◆ YOUR GOAL ◆
Write the material out again in full, word for word. Do not include the pictures.

[Dataset records]
# # #

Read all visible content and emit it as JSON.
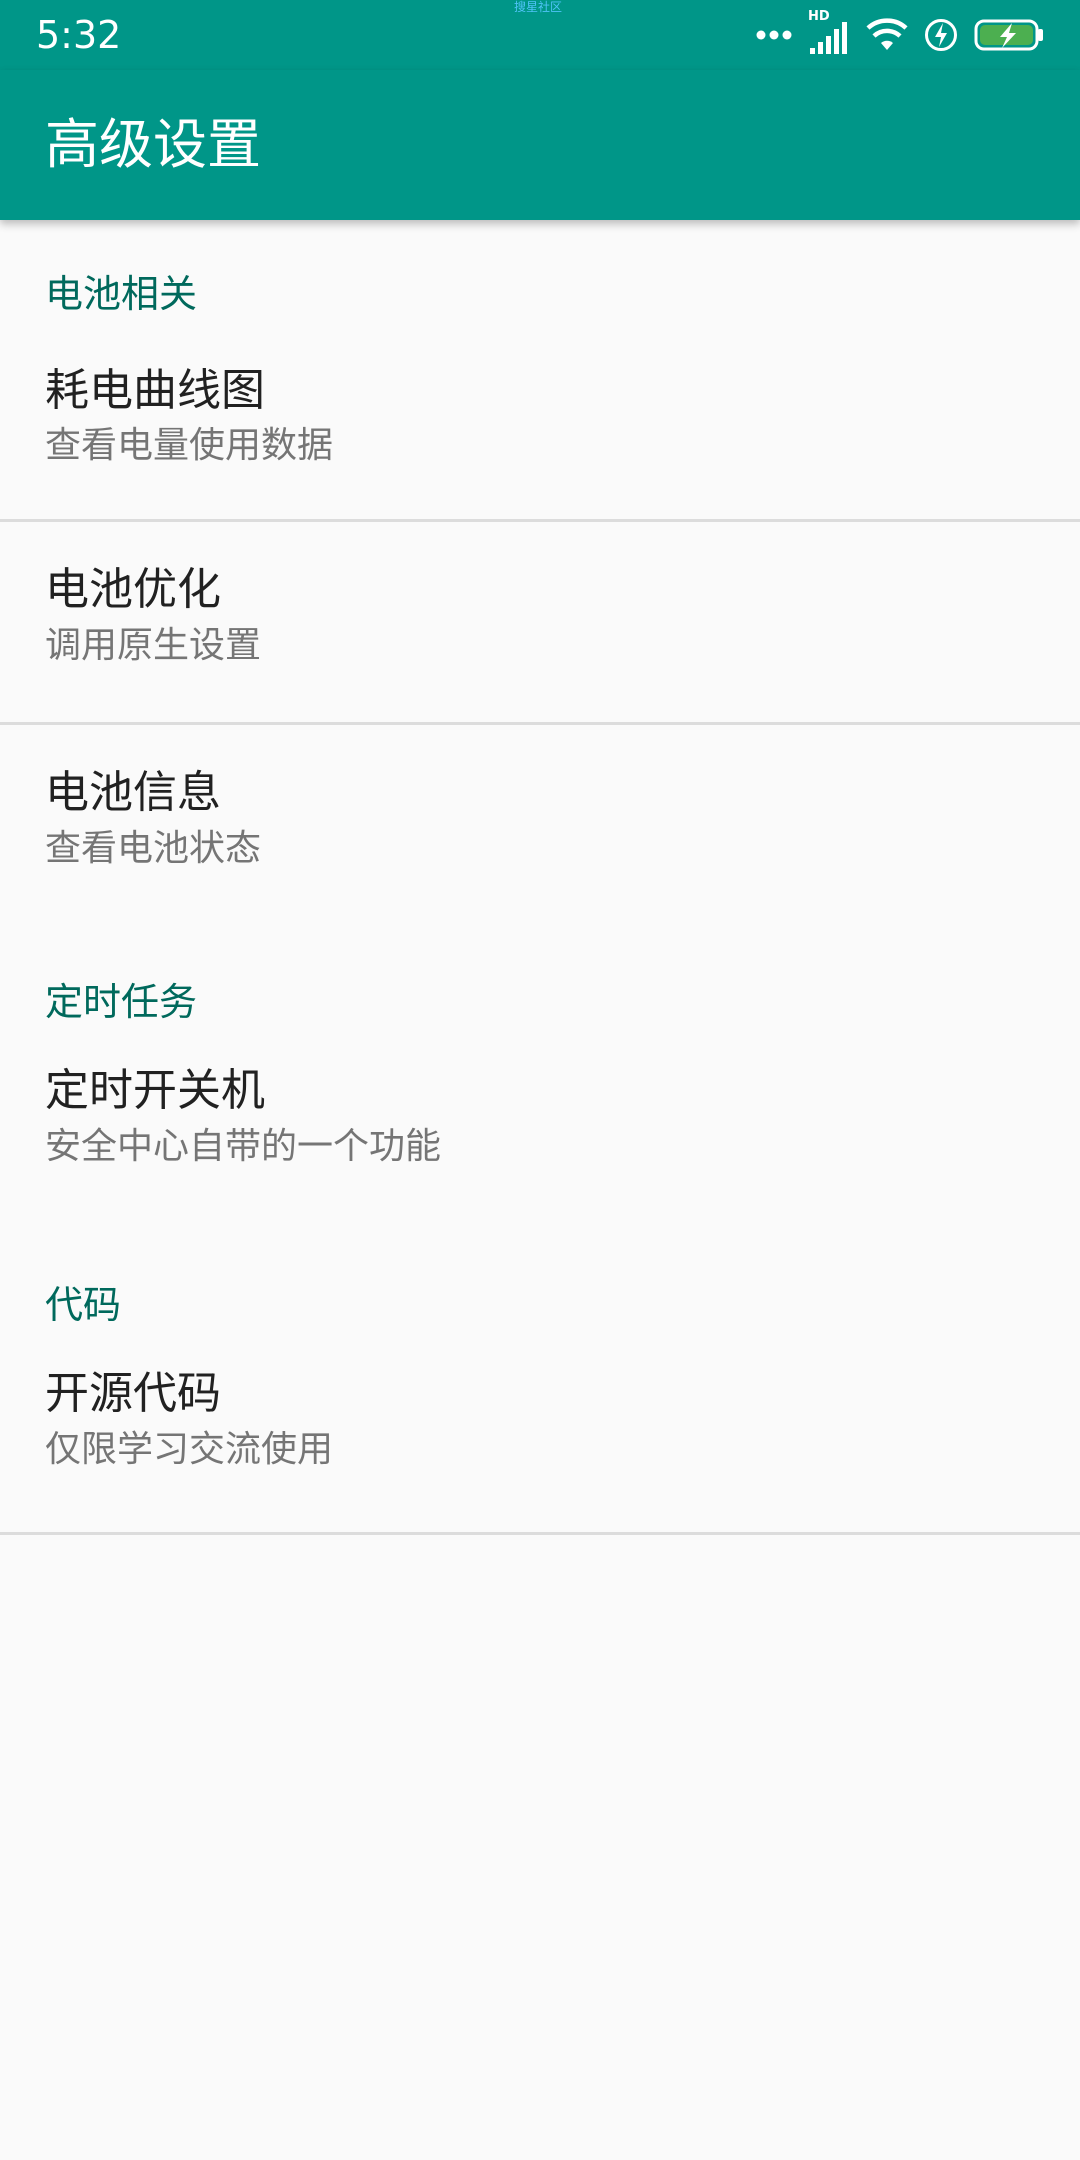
{
  "status_bar": {
    "time": "5:32",
    "center_text": "搜星社区",
    "icons": [
      "more-dots-icon",
      "hd-signal-icon",
      "wifi-icon",
      "flash-icon",
      "battery-charging-icon"
    ],
    "hd_label": "HD",
    "battery_color": "#4caf50"
  },
  "app_bar": {
    "title": "高级设置",
    "color": "#009688"
  },
  "categories": {
    "battery": "电池相关",
    "schedule": "定时任务",
    "code": "代码"
  },
  "items": {
    "power_curve": {
      "title": "耗电曲线图",
      "summary": "查看电量使用数据"
    },
    "battery_opt": {
      "title": "电池优化",
      "summary": "调用原生设置"
    },
    "battery_info": {
      "title": "电池信息",
      "summary": "查看电池状态"
    },
    "scheduled_power": {
      "title": "定时开关机",
      "summary": "安全中心自带的一个功能"
    },
    "open_source": {
      "title": "开源代码",
      "summary": "仅限学习交流使用"
    }
  },
  "colors": {
    "category_text": "#00695c",
    "title_text": "#212121",
    "summary_text": "#757575",
    "background": "#fafafa"
  }
}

# # #

◆ EXERCISE RESULT ◆
Read all visible content and emit it as JSON.
{
  "status_bar": {
    "time": "5:32",
    "center_text": "搜星社区",
    "icons": [
      "more-dots-icon",
      "hd-signal-icon",
      "wifi-icon",
      "flash-icon",
      "battery-charging-icon"
    ],
    "hd_label": "HD",
    "battery_color": "#4caf50"
  },
  "app_bar": {
    "title": "高级设置",
    "color": "#009688"
  },
  "categories": {
    "battery": "电池相关",
    "schedule": "定时任务",
    "code": "代码"
  },
  "items": {
    "power_curve": {
      "title": "耗电曲线图",
      "summary": "查看电量使用数据"
    },
    "battery_opt": {
      "title": "电池优化",
      "summary": "调用原生设置"
    },
    "battery_info": {
      "title": "电池信息",
      "summary": "查看电池状态"
    },
    "scheduled_power": {
      "title": "定时开关机",
      "summary": "安全中心自带的一个功能"
    },
    "open_source": {
      "title": "开源代码",
      "summary": "仅限学习交流使用"
    }
  },
  "colors": {
    "category_text": "#00695c",
    "title_text": "#212121",
    "summary_text": "#757575",
    "background": "#fafafa"
  }
}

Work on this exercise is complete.